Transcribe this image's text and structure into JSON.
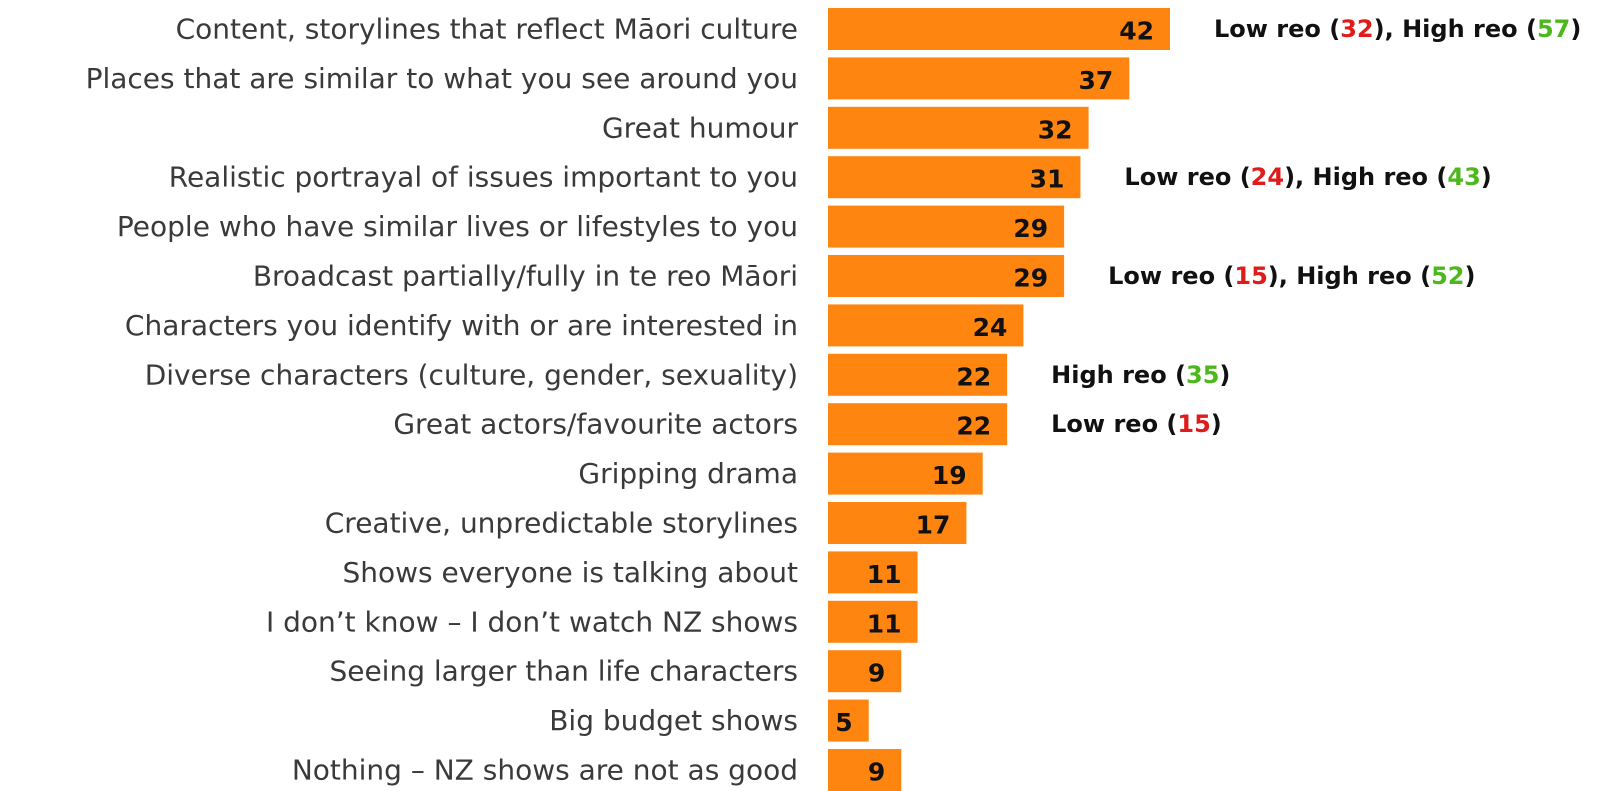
{
  "chart_data": {
    "type": "bar",
    "orientation": "horizontal",
    "categories": [
      "Content, storylines that reflect Māori culture",
      "Places that are similar to what you see around you",
      "Great humour",
      "Realistic portrayal of issues important to you",
      "People who have similar lives or lifestyles to you",
      "Broadcast partially/fully in te reo Māori",
      "Characters you identify with or are interested in",
      "Diverse characters (culture, gender, sexuality)",
      "Great actors/favourite actors",
      "Gripping drama",
      "Creative, unpredictable storylines",
      "Shows everyone is talking about",
      "I don’t know – I don’t watch NZ shows",
      "Seeing larger than life characters",
      "Big budget shows",
      "Nothing – NZ shows are not as good"
    ],
    "values": [
      42,
      37,
      32,
      31,
      29,
      29,
      24,
      22,
      22,
      19,
      17,
      11,
      11,
      9,
      5,
      9
    ],
    "bar_color": "#ff8511",
    "xlim": [
      0,
      42
    ],
    "grid": false,
    "legend": "none",
    "annotations": [
      {
        "row": 0,
        "parts": [
          {
            "text": "Low reo (",
            "style": "plain"
          },
          {
            "text": "32",
            "style": "low"
          },
          {
            "text": "), High reo (",
            "style": "plain"
          },
          {
            "text": "57",
            "style": "high"
          },
          {
            "text": ")",
            "style": "plain"
          }
        ]
      },
      {
        "row": 3,
        "parts": [
          {
            "text": "Low reo (",
            "style": "plain"
          },
          {
            "text": "24",
            "style": "low"
          },
          {
            "text": "), High reo (",
            "style": "plain"
          },
          {
            "text": "43",
            "style": "high"
          },
          {
            "text": ")",
            "style": "plain"
          }
        ]
      },
      {
        "row": 5,
        "parts": [
          {
            "text": "Low reo (",
            "style": "plain"
          },
          {
            "text": "15",
            "style": "low"
          },
          {
            "text": "), High reo (",
            "style": "plain"
          },
          {
            "text": "52",
            "style": "high"
          },
          {
            "text": ")",
            "style": "plain"
          }
        ]
      },
      {
        "row": 7,
        "parts": [
          {
            "text": "High reo (",
            "style": "plain"
          },
          {
            "text": "35",
            "style": "high"
          },
          {
            "text": ")",
            "style": "plain"
          }
        ]
      },
      {
        "row": 8,
        "parts": [
          {
            "text": "Low reo (",
            "style": "plain"
          },
          {
            "text": "15",
            "style": "low"
          },
          {
            "text": ")",
            "style": "plain"
          }
        ]
      }
    ],
    "colors": {
      "low": "#e01b1b",
      "high": "#4cb81c",
      "text": "#111111",
      "label": "#3a3a3a"
    }
  }
}
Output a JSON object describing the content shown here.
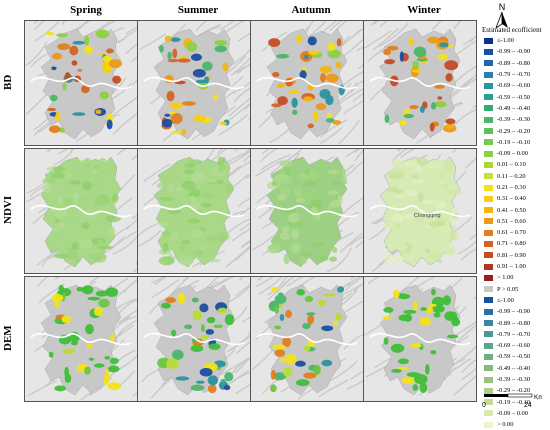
{
  "seasons": [
    "Spring",
    "Summer",
    "Autumn",
    "Winter"
  ],
  "rows": [
    {
      "label": "BD",
      "scheme": "bd"
    },
    {
      "label": "NDVI",
      "scheme": "ndvi"
    },
    {
      "label": "DEM",
      "scheme": "dem"
    }
  ],
  "city_label": "Chongqing",
  "north_label": "N",
  "legend": {
    "title": "Estimated ecofficient",
    "items": [
      {
        "label": "≤-1.00",
        "color": "#0b2f8a"
      },
      {
        "label": "-0.99 – -0.90",
        "color": "#1b4fa0"
      },
      {
        "label": "-0.89 – -0.80",
        "color": "#2066a8"
      },
      {
        "label": "-0.79 – -0.70",
        "color": "#2a7fa8"
      },
      {
        "label": "-0.69 – -0.60",
        "color": "#2c92a0"
      },
      {
        "label": "-0.59 – -0.50",
        "color": "#2aa090"
      },
      {
        "label": "-0.49 – -0.40",
        "color": "#35ab7c"
      },
      {
        "label": "-0.39 – -0.30",
        "color": "#49b66b"
      },
      {
        "label": "-0.29 – -0.20",
        "color": "#60c05c"
      },
      {
        "label": "-0.19 – -0.10",
        "color": "#78c94e"
      },
      {
        "label": "-0.09 – 0.00",
        "color": "#8ed044"
      },
      {
        "label": "0.01 – 0.10",
        "color": "#a5d83a"
      },
      {
        "label": "0.11 – 0.20",
        "color": "#c4e035"
      },
      {
        "label": "0.21 – 0.30",
        "color": "#f2e318"
      },
      {
        "label": "0.31 – 0.40",
        "color": "#f6cf10"
      },
      {
        "label": "0.41 – 0.50",
        "color": "#f3b512"
      },
      {
        "label": "0.51 – 0.60",
        "color": "#ec9a18"
      },
      {
        "label": "0.61 – 0.70",
        "color": "#e17e1f"
      },
      {
        "label": "0.71 – 0.80",
        "color": "#d56424"
      },
      {
        "label": "0.81 – 0.90",
        "color": "#c64c25"
      },
      {
        "label": "0.91 – 1.00",
        "color": "#b23424"
      },
      {
        "label": "> 1.00",
        "color": "#9a1c1c"
      },
      {
        "label": "P > 0.05",
        "color": "#c8c8c8"
      },
      {
        "label": "≤-1.00",
        "color": "#1b4fa0"
      },
      {
        "label": "-0.99 – -0.90",
        "color": "#2a6fa8"
      },
      {
        "label": "-0.89 – -0.80",
        "color": "#3a86a6"
      },
      {
        "label": "-0.79 – -0.70",
        "color": "#4a97a0"
      },
      {
        "label": "-0.69 – -0.60",
        "color": "#5aa494"
      },
      {
        "label": "-0.59 – -0.50",
        "color": "#6eae86"
      },
      {
        "label": "-0.49 – -0.40",
        "color": "#84b97a"
      },
      {
        "label": "-0.39 – -0.30",
        "color": "#98c47a"
      },
      {
        "label": "-0.29 – -0.20",
        "color": "#aed088"
      },
      {
        "label": "-0.19 – -0.10",
        "color": "#c4dc98"
      },
      {
        "label": "-0.09 – 0.00",
        "color": "#dae8ae"
      },
      {
        "label": "> 0.00",
        "color": "#f3f3c8"
      }
    ]
  },
  "scalebar": {
    "unit": "Km",
    "start": "0",
    "end": "24"
  },
  "colors": {
    "bd": [
      "#f2e318",
      "#f6cf10",
      "#f3b512",
      "#ec9a18",
      "#e17e1f",
      "#d56424",
      "#c64c25",
      "#2c92a0",
      "#49b66b",
      "#8ed044",
      "#1b4fa0"
    ],
    "ndvi": [
      "#8fcf6a",
      "#9ed47a",
      "#a8d886",
      "#b4dc94"
    ],
    "ndvi_winter": [
      "#c4e29a",
      "#cfe7a8",
      "#d9ecb8",
      "#e3f0c4"
    ],
    "dem": [
      "#3fbf3a",
      "#6cc63f",
      "#b6dd35",
      "#f2e318",
      "#e17e1f",
      "#2c92a0",
      "#1b4fa0",
      "#49b66b"
    ]
  }
}
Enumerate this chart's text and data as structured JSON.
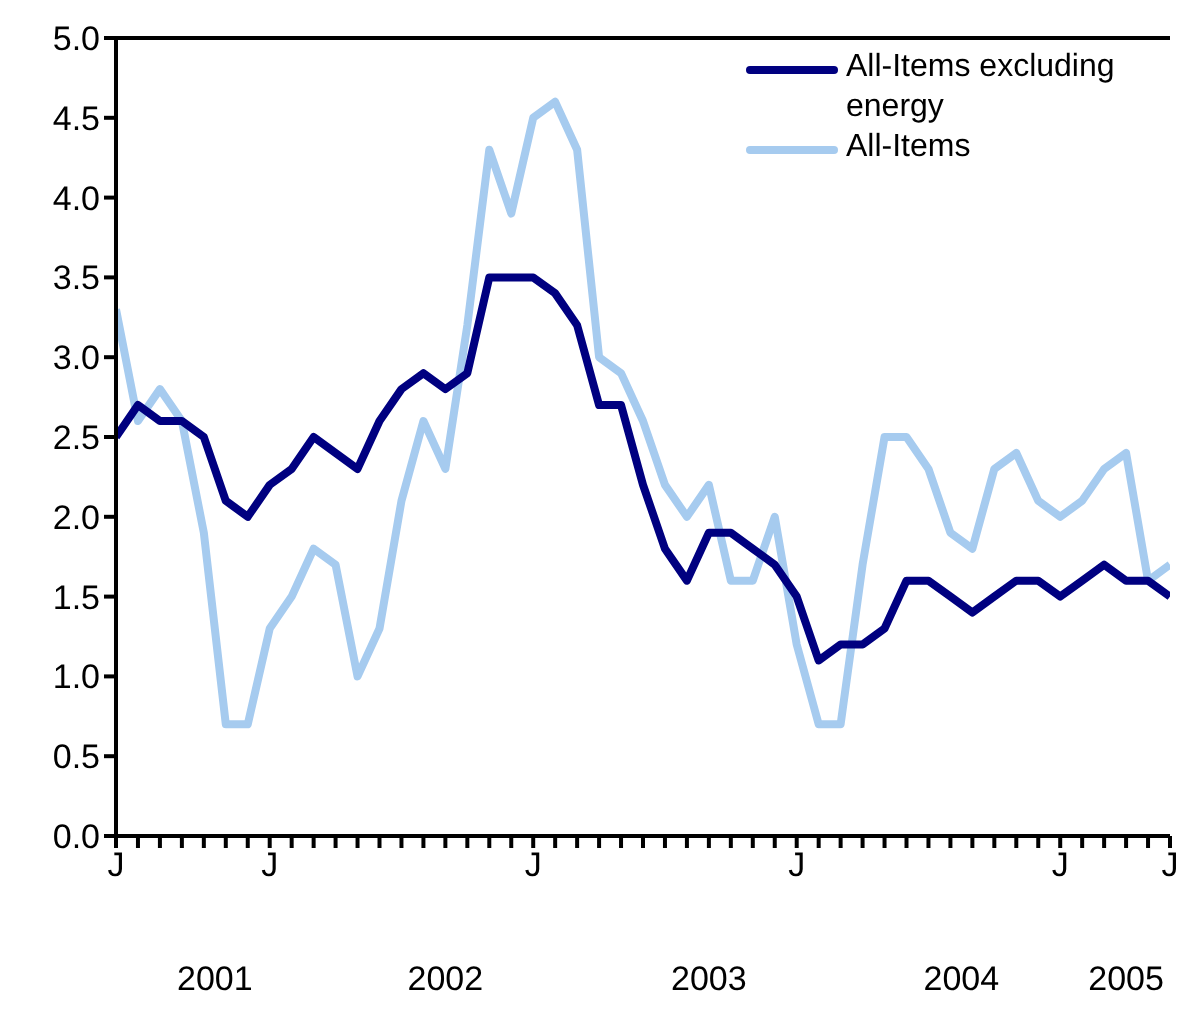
○ ○ ○
Task statement:
All entries are to be retyped exactly. Omit any embedded images.

Exercise result:
Transcribe this image's text and structure into JSON.
{
  "chart_data": {
    "type": "bar",
    "orientation": "horizontal",
    "categories": [
      "Content, storylines that reflect Māori culture",
      "Places that are similar to what you see around you",
      "Great humour",
      "Realistic portrayal of issues important to you",
      "People who have similar lives or lifestyles to you",
      "Broadcast partially/fully in te reo Māori",
      "Characters you identify with or are interested in",
      "Diverse characters (culture, gender, sexuality)",
      "Great actors/favourite actors",
      "Gripping drama",
      "Creative, unpredictable storylines",
      "Shows everyone is talking about",
      "I don’t know – I don’t watch NZ shows",
      "Seeing larger than life characters",
      "Big budget shows",
      "Nothing – NZ shows are not as good"
    ],
    "values": [
      42,
      37,
      32,
      31,
      29,
      29,
      24,
      22,
      22,
      19,
      17,
      11,
      11,
      9,
      5,
      9
    ],
    "bar_color": "#ff8511",
    "xlim": [
      0,
      42
    ],
    "grid": false,
    "legend": "none",
    "annotations": [
      {
        "row": 0,
        "parts": [
          {
            "text": "Low reo (",
            "style": "plain"
          },
          {
            "text": "32",
            "style": "low"
          },
          {
            "text": "), High reo (",
            "style": "plain"
          },
          {
            "text": "57",
            "style": "high"
          },
          {
            "text": ")",
            "style": "plain"
          }
        ]
      },
      {
        "row": 3,
        "parts": [
          {
            "text": "Low reo (",
            "style": "plain"
          },
          {
            "text": "24",
            "style": "low"
          },
          {
            "text": "), High reo (",
            "style": "plain"
          },
          {
            "text": "43",
            "style": "high"
          },
          {
            "text": ")",
            "style": "plain"
          }
        ]
      },
      {
        "row": 5,
        "parts": [
          {
            "text": "Low reo (",
            "style": "plain"
          },
          {
            "text": "15",
            "style": "low"
          },
          {
            "text": "), High reo (",
            "style": "plain"
          },
          {
            "text": "52",
            "style": "high"
          },
          {
            "text": ")",
            "style": "plain"
          }
        ]
      },
      {
        "row": 7,
        "parts": [
          {
            "text": "High reo (",
            "style": "plain"
          },
          {
            "text": "35",
            "style": "high"
          },
          {
            "text": ")",
            "style": "plain"
          }
        ]
      },
      {
        "row": 8,
        "parts": [
          {
            "text": "Low reo (",
            "style": "plain"
          },
          {
            "text": "15",
            "style": "low"
          },
          {
            "text": ")",
            "style": "plain"
          }
        ]
      }
    ],
    "colors": {
      "low": "#e01b1b",
      "high": "#4cb81c",
      "text": "#111111",
      "label": "#3a3a3a"
    }
  }
}
Output a JSON object describing the content shown here.
{
  "seasons": [
    "Spring",
    "Summer",
    "Autumn",
    "Winter"
  ],
  "rows": [
    {
      "label": "BD",
      "scheme": "bd"
    },
    {
      "label": "NDVI",
      "scheme": "ndvi"
    },
    {
      "label": "DEM",
      "scheme": "dem"
    }
  ],
  "city_label": "Chongqing",
  "north_label": "N",
  "legend": {
    "title": "Estimated ecofficient",
    "items": [
      {
        "label": "≤-1.00",
        "color": "#0b2f8a"
      },
      {
        "label": "-0.99 – -0.90",
        "color": "#1b4fa0"
      },
      {
        "label": "-0.89 – -0.80",
        "color": "#2066a8"
      },
      {
        "label": "-0.79 – -0.70",
        "color": "#2a7fa8"
      },
      {
        "label": "-0.69 – -0.60",
        "color": "#2c92a0"
      },
      {
        "label": "-0.59 – -0.50",
        "color": "#2aa090"
      },
      {
        "label": "-0.49 – -0.40",
        "color": "#35ab7c"
      },
      {
        "label": "-0.39 – -0.30",
        "color": "#49b66b"
      },
      {
        "label": "-0.29 – -0.20",
        "color": "#60c05c"
      },
      {
        "label": "-0.19 – -0.10",
        "color": "#78c94e"
      },
      {
        "label": "-0.09 – 0.00",
        "color": "#8ed044"
      },
      {
        "label": "0.01 – 0.10",
        "color": "#a5d83a"
      },
      {
        "label": "0.11 – 0.20",
        "color": "#c4e035"
      },
      {
        "label": "0.21 – 0.30",
        "color": "#f2e318"
      },
      {
        "label": "0.31 – 0.40",
        "color": "#f6cf10"
      },
      {
        "label": "0.41 – 0.50",
        "color": "#f3b512"
      },
      {
        "label": "0.51 – 0.60",
        "color": "#ec9a18"
      },
      {
        "label": "0.61 – 0.70",
        "color": "#e17e1f"
      },
      {
        "label": "0.71 – 0.80",
        "color": "#d56424"
      },
      {
        "label": "0.81 – 0.90",
        "color": "#c64c25"
      },
      {
        "label": "0.91 – 1.00",
        "color": "#b23424"
      },
      {
        "label": "> 1.00",
        "color": "#9a1c1c"
      },
      {
        "label": "P > 0.05",
        "color": "#c8c8c8"
      },
      {
        "label": "≤-1.00",
        "color": "#1b4fa0"
      },
      {
        "label": "-0.99 – -0.90",
        "color": "#2a6fa8"
      },
      {
        "label": "-0.89 – -0.80",
        "color": "#3a86a6"
      },
      {
        "label": "-0.79 – -0.70",
        "color": "#4a97a0"
      },
      {
        "label": "-0.69 – -0.60",
        "color": "#5aa494"
      },
      {
        "label": "-0.59 – -0.50",
        "color": "#6eae86"
      },
      {
        "label": "-0.49 – -0.40",
        "color": "#84b97a"
      },
      {
        "label": "-0.39 – -0.30",
        "color": "#98c47a"
      },
      {
        "label": "-0.29 – -0.20",
        "color": "#aed088"
      },
      {
        "label": "-0.19 – -0.10",
        "color": "#c4dc98"
      },
      {
        "label": "-0.09 – 0.00",
        "color": "#dae8ae"
      },
      {
        "label": "> 0.00",
        "color": "#f3f3c8"
      }
    ]
  },
  "scalebar": {
    "unit": "Km",
    "start": "0",
    "end": "24"
  },
  "colors": {
    "bd": [
      "#f2e318",
      "#f6cf10",
      "#f3b512",
      "#ec9a18",
      "#e17e1f",
      "#d56424",
      "#c64c25",
      "#2c92a0",
      "#49b66b",
      "#8ed044",
      "#1b4fa0"
    ],
    "ndvi": [
      "#8fcf6a",
      "#9ed47a",
      "#a8d886",
      "#b4dc94"
    ],
    "ndvi_winter": [
      "#c4e29a",
      "#cfe7a8",
      "#d9ecb8",
      "#e3f0c4"
    ],
    "dem": [
      "#3fbf3a",
      "#6cc63f",
      "#b6dd35",
      "#f2e318",
      "#e17e1f",
      "#2c92a0",
      "#1b4fa0",
      "#49b66b"
    ]
  }
}
Enumerate this chart's text and data as structured JSON.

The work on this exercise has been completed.